_Stored data_.
------------------------------

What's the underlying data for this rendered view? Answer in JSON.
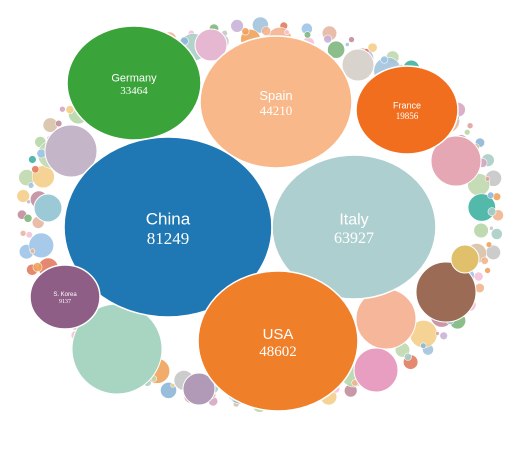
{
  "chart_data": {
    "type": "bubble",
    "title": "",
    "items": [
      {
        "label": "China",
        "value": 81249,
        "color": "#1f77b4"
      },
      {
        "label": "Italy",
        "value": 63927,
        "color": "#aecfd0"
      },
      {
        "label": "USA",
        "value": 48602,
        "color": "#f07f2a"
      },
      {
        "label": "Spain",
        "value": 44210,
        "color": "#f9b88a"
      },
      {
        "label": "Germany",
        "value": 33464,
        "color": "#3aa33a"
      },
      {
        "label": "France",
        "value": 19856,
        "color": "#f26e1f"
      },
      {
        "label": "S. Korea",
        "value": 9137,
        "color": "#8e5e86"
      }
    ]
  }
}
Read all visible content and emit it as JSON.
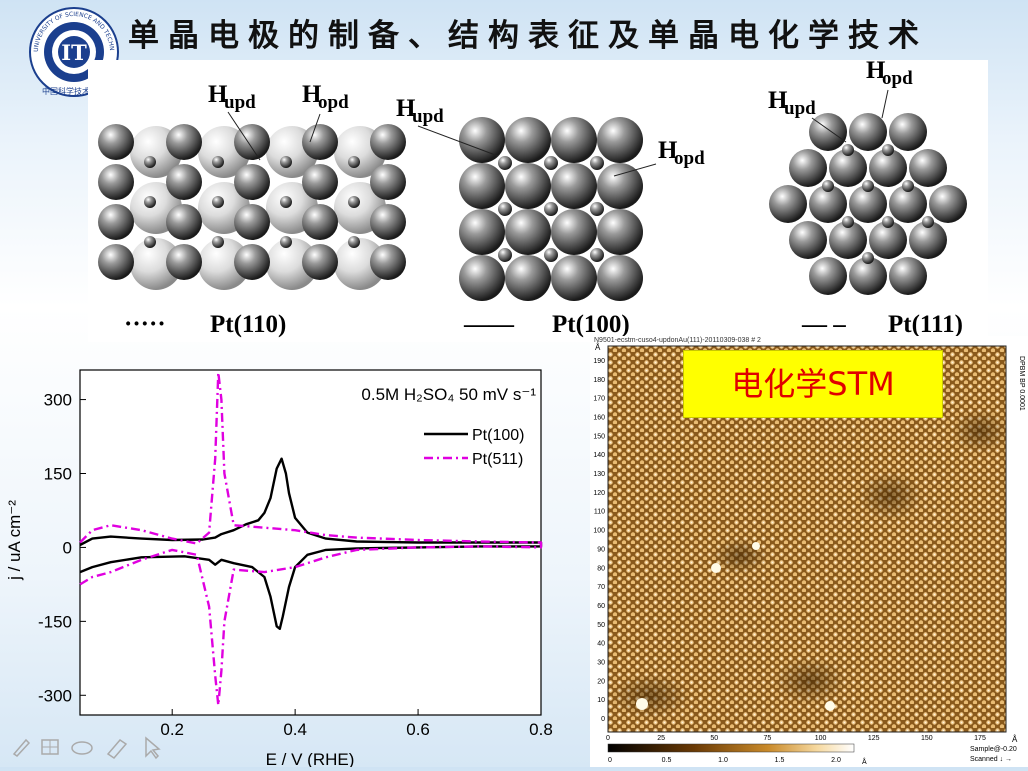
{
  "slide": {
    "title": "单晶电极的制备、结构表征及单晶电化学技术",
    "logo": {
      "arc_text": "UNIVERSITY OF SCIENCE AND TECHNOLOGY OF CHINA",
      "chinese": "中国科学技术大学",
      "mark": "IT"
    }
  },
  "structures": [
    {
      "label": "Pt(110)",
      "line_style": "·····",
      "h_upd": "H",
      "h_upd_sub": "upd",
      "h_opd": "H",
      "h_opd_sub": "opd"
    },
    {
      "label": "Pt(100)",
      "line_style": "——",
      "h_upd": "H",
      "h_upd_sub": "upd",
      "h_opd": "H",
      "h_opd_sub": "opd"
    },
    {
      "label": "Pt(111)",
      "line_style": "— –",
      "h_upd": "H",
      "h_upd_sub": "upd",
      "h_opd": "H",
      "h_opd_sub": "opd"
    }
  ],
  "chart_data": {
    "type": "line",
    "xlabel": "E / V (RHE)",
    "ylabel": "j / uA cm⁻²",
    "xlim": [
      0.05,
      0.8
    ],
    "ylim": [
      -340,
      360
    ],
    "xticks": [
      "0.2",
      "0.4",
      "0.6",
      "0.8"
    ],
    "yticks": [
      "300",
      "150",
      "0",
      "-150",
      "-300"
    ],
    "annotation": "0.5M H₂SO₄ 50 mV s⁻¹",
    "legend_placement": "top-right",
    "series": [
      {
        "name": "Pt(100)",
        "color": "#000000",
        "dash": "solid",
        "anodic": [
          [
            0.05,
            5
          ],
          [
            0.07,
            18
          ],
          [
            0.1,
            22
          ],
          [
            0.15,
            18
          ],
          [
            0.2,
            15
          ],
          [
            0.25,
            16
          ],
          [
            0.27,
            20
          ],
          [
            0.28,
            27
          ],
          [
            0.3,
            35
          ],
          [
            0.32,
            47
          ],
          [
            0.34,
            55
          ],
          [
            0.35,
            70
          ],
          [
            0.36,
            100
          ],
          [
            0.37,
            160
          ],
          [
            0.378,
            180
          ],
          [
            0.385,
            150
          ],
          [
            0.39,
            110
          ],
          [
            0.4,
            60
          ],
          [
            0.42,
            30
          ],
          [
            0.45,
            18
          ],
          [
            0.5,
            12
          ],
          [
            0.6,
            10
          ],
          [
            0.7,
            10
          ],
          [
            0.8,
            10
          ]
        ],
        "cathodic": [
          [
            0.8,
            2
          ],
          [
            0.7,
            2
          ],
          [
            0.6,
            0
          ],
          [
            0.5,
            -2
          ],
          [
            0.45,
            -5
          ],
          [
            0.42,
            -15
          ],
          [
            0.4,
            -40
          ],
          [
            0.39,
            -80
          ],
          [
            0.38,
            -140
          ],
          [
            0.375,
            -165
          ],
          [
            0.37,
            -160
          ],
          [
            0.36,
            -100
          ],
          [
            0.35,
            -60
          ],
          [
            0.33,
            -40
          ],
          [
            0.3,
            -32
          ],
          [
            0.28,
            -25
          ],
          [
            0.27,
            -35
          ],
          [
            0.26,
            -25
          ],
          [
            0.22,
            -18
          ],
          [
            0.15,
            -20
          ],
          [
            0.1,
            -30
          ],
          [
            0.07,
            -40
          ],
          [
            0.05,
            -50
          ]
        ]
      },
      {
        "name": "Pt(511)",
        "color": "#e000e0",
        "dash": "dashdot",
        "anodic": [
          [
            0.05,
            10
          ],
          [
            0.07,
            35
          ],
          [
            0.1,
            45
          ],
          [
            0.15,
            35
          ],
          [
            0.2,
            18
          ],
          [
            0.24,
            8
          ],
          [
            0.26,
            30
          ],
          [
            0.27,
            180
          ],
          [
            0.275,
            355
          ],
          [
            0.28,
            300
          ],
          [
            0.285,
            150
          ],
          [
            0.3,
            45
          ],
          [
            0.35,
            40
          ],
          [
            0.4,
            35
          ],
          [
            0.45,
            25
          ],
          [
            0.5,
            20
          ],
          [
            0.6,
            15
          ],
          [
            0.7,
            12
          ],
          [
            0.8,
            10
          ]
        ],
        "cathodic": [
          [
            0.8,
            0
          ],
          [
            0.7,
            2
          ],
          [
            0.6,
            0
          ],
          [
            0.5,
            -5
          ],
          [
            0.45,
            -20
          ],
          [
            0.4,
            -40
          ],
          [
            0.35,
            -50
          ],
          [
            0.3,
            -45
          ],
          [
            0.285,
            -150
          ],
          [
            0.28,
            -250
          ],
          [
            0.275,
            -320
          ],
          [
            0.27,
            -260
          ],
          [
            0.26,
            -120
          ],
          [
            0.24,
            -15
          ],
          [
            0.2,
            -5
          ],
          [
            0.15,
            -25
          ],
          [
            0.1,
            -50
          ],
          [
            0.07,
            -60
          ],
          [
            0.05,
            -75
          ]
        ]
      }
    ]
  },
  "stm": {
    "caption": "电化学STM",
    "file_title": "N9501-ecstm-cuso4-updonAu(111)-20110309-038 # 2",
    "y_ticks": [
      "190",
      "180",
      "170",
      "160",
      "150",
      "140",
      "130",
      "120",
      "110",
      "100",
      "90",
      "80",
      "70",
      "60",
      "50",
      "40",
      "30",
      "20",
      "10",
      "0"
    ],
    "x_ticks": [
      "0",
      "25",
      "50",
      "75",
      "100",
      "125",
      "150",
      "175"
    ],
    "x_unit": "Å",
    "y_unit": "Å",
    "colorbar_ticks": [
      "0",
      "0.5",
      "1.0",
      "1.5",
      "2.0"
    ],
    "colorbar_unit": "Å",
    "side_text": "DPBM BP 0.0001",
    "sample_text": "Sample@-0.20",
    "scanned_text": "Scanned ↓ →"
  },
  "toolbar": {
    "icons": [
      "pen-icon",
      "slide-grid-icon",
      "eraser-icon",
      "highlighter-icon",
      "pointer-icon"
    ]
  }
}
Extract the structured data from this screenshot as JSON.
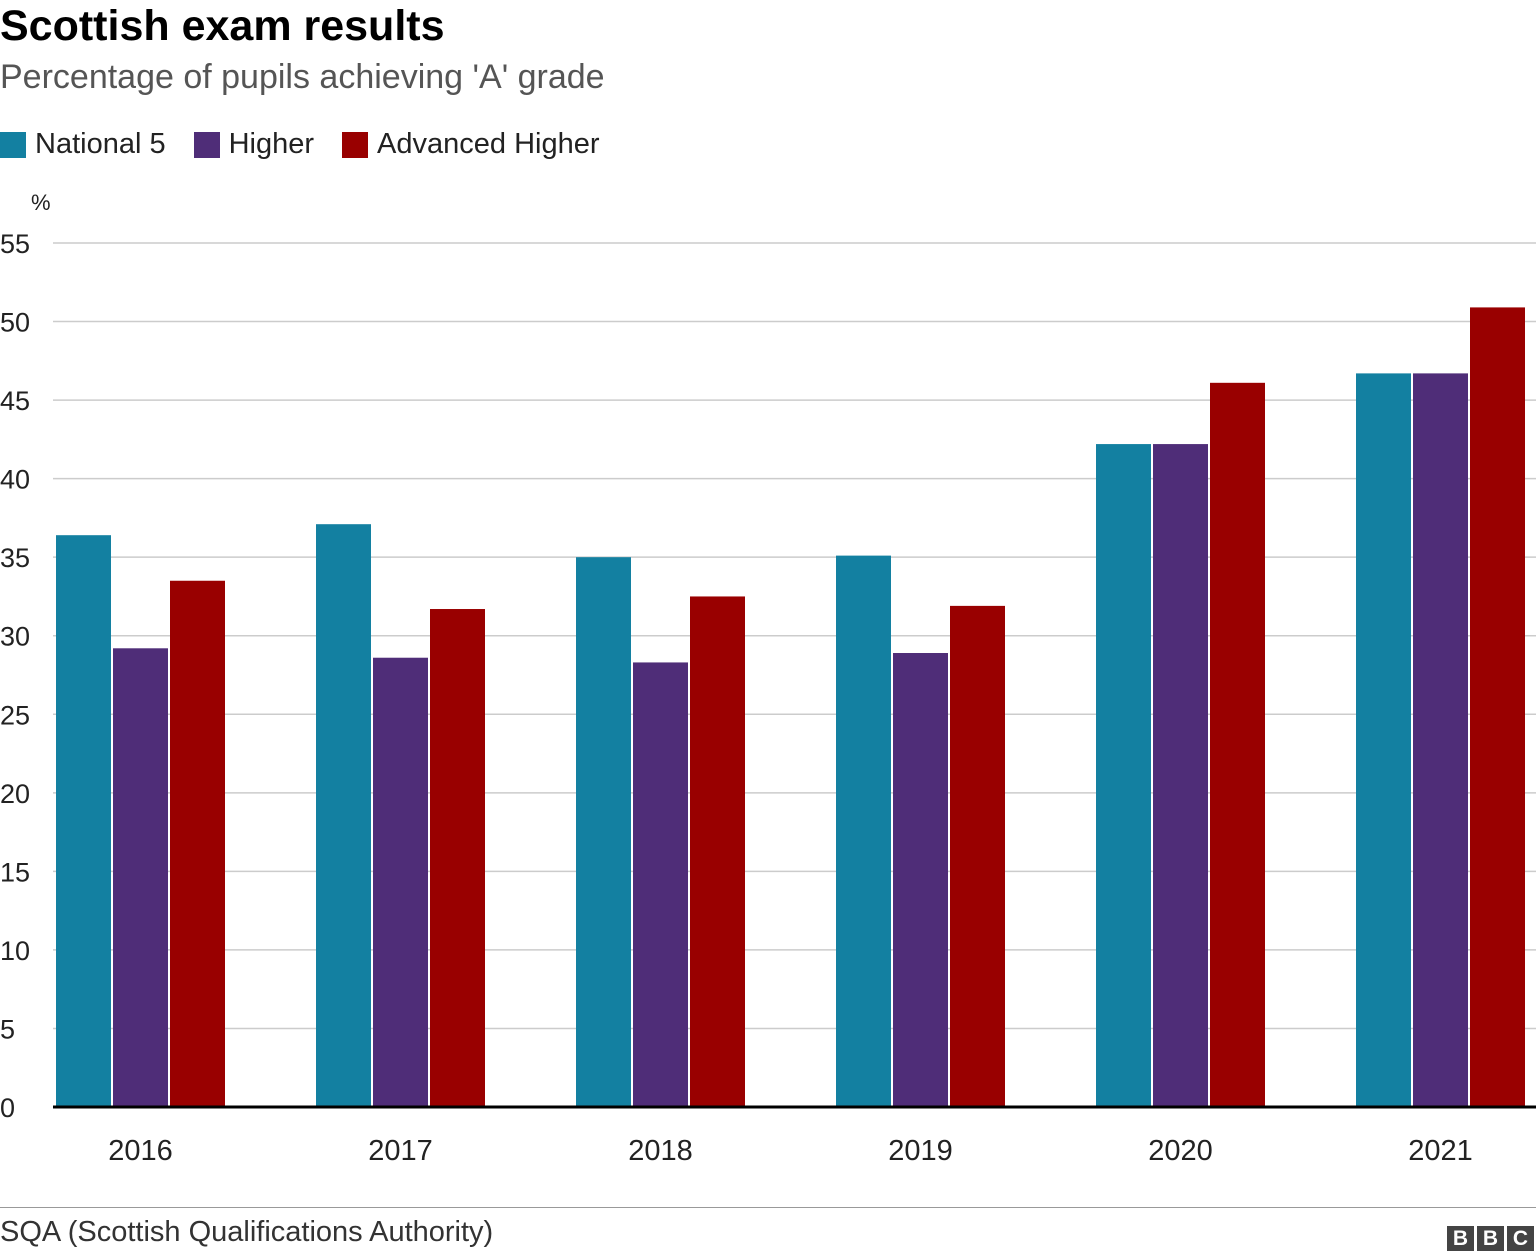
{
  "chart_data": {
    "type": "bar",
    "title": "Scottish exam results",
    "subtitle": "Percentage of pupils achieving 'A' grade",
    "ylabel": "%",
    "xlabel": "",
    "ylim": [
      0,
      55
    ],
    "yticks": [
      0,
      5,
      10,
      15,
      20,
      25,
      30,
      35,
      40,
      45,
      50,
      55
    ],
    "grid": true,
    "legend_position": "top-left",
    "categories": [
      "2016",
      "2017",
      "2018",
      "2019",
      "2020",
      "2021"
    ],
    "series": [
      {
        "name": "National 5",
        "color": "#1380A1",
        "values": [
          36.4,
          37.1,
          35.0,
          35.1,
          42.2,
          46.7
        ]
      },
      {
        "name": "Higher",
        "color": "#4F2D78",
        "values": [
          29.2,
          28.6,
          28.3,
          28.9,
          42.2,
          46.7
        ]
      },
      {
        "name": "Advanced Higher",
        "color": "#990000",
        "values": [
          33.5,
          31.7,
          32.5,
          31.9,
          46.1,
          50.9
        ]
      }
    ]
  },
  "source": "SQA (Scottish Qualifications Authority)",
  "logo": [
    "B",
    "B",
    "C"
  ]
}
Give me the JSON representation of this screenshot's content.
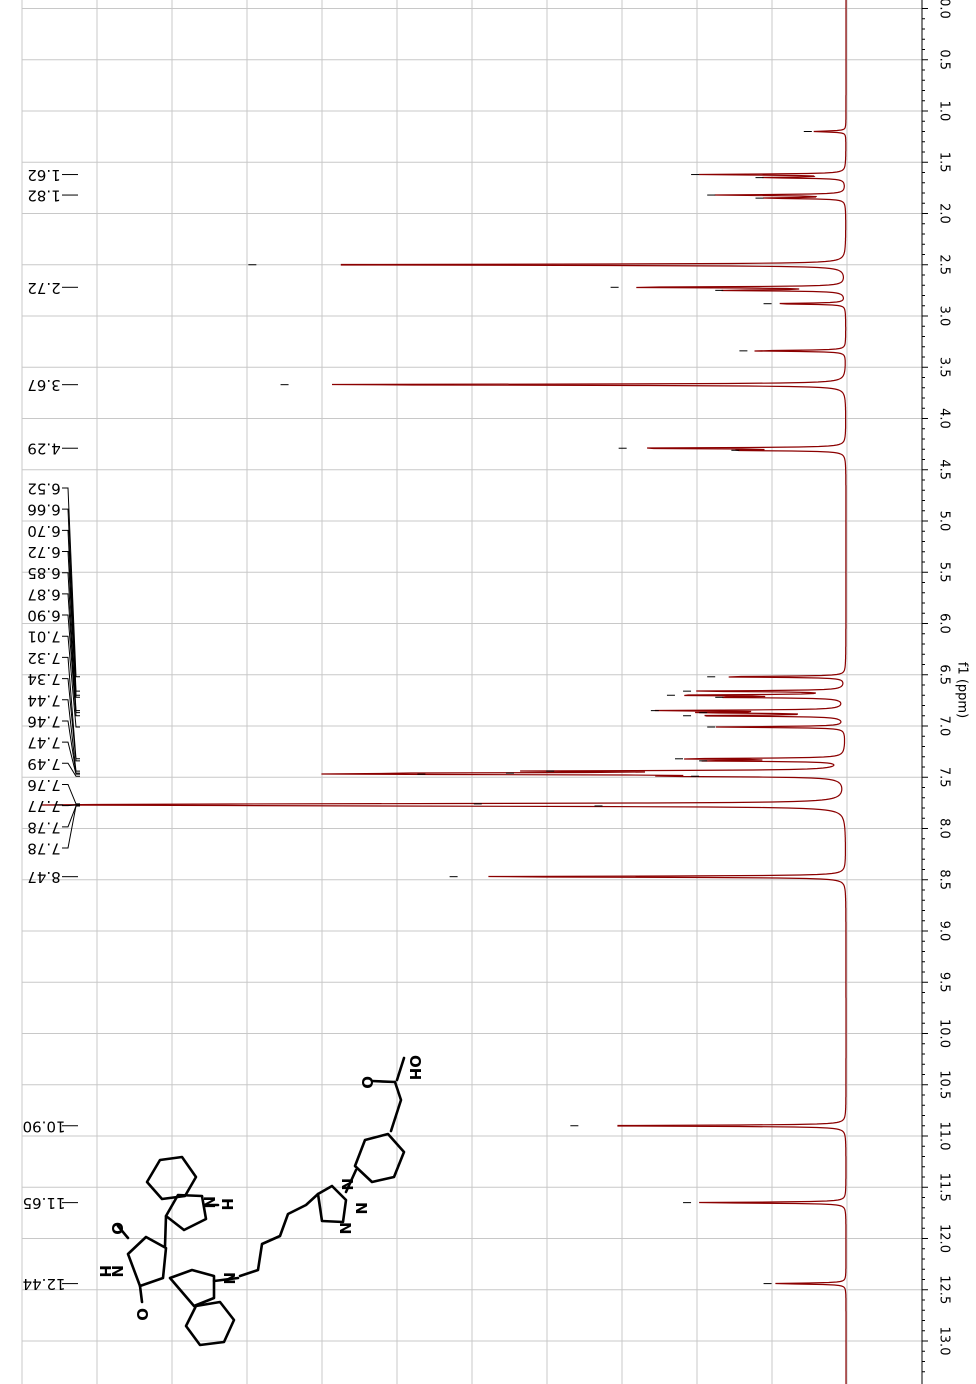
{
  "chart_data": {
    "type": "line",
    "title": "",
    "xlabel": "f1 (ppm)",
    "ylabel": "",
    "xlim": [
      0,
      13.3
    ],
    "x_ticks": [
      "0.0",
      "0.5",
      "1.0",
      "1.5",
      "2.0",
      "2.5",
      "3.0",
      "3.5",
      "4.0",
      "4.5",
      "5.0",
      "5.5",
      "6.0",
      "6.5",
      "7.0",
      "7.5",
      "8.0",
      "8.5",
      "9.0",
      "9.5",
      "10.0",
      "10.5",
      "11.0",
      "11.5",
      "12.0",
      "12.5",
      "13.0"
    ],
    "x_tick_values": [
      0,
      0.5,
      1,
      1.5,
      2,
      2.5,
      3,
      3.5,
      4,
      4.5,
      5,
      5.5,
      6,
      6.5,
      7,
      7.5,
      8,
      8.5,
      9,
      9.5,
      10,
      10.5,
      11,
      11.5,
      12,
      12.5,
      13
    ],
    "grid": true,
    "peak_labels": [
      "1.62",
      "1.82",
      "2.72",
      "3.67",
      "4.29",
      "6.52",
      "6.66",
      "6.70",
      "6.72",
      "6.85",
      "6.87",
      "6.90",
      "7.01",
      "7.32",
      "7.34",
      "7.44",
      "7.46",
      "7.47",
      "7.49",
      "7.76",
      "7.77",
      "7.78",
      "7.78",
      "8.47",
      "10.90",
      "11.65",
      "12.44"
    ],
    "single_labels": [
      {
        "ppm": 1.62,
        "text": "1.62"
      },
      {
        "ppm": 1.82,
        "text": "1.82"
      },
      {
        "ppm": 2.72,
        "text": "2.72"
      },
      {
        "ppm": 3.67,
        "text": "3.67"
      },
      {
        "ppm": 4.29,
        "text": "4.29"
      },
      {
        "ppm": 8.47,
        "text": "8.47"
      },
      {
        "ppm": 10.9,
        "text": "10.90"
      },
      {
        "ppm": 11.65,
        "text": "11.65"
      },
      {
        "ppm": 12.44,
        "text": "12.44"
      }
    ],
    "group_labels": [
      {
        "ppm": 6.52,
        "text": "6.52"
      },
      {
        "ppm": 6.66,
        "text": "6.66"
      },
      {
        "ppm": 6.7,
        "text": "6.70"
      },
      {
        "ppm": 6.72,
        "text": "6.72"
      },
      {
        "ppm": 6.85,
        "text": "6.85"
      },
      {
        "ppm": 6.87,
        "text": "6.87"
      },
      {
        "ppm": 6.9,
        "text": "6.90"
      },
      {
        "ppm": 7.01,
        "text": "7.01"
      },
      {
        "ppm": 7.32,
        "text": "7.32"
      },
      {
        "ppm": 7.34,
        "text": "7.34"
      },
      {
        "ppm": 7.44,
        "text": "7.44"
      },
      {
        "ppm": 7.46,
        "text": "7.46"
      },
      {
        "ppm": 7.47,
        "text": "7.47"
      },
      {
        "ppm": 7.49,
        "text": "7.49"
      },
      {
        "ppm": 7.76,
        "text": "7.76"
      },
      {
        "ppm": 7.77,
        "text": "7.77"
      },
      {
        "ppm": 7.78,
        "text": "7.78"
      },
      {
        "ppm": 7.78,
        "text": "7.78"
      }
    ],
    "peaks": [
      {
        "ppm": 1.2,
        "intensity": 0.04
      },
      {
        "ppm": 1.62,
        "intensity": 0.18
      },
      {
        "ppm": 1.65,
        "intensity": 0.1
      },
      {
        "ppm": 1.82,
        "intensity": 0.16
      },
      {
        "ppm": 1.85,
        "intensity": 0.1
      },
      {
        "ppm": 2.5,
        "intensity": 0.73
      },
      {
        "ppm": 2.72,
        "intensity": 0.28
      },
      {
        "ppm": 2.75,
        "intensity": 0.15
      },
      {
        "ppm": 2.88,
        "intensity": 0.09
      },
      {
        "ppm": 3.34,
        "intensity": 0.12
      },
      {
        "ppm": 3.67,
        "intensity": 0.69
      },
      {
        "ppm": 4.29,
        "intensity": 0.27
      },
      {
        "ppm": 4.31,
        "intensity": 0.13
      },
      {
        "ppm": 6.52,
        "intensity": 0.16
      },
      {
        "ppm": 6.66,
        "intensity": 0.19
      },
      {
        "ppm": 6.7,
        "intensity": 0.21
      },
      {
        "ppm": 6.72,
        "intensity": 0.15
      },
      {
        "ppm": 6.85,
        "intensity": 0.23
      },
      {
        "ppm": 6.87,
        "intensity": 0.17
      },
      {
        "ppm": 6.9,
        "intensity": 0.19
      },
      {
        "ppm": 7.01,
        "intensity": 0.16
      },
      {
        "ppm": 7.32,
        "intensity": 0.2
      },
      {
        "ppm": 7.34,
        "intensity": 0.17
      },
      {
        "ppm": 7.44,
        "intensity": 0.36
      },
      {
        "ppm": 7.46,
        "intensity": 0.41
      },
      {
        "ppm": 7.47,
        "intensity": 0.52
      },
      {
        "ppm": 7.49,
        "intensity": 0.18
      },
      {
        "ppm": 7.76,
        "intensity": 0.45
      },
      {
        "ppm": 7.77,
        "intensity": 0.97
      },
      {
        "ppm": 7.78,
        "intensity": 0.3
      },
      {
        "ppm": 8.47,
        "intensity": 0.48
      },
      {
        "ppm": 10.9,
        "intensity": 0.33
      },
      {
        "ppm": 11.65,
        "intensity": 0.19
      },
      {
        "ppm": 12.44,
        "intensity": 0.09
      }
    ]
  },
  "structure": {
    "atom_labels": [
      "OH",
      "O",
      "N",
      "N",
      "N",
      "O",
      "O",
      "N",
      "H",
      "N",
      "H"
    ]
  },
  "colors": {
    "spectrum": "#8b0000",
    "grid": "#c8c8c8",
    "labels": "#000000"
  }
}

------------------------------

Copy every line of the listing containing the string "name".

        "name": "Pt(100)",
        "name": "Pt(511)",
        "name": "National 5",
        "name": "Higher",
        "name": "Advanced Higher",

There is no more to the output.